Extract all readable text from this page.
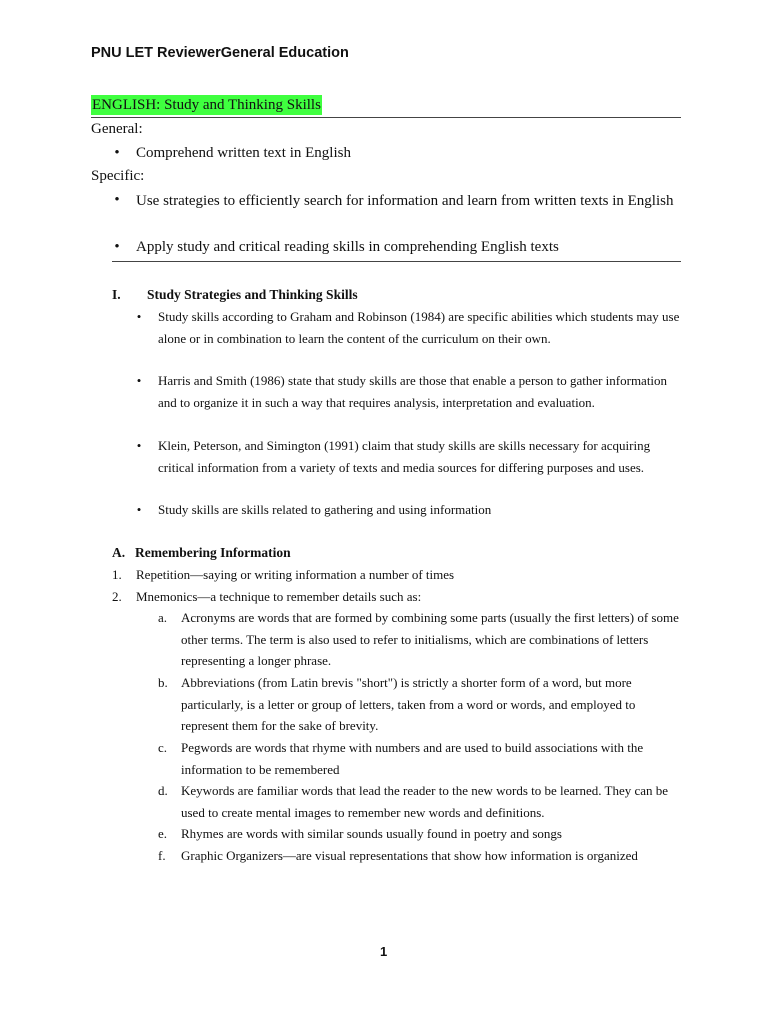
PNU LET ReviewerGeneral Education
ENGLISH: Study and Thinking Skills
General:
• Comprehend written text in English
Specific:
• Use strategies to efficiently search for information and learn from written texts in English
• Apply study and critical reading skills in comprehending English texts
I. Study Strategies and Thinking Skills
• Study skills according to Graham and Robinson (1984) are specific abilities which students may use alone or in combination to learn the content of the curriculum on their own.
• Harris and Smith (1986) state that study skills are those that enable a person to gather information and to organize it in such a way that requires analysis, interpretation and evaluation.
• Klein, Peterson, and Simington (1991) claim that study skills are skills necessary for acquiring critical information from a variety of texts and media sources for differing purposes and uses.
• Study skills are skills related to gathering and using information
A. Remembering Information
1. Repetition—saying or writing information a number of times
2. Mnemonics—a technique to remember details such as:
a. Acronyms are words that are formed by combining some parts (usually the first letters) of some other terms. The term is also used to refer to initialisms, which are combinations of letters representing a longer phrase.
b. Abbreviations (from Latin brevis "short") is strictly a shorter form of a word, but more particularly, is a letter or group of letters, taken from a word or words, and employed to represent them for the sake of brevity.
c. Pegwords are words that rhyme with numbers and are used to build associations with the information to be remembered
d. Keywords are familiar words that lead the reader to the new words to be learned. They can be used to create mental images to remember new words and definitions.
e. Rhymes are words with similar sounds usually found in poetry and songs
f. Graphic Organizers—are visual representations that show how information is organized
1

--------

What this task involves -> Of all the lines in the listing above, how many contain the word "which"? Answer with the number alone.

Exercise solution -> 2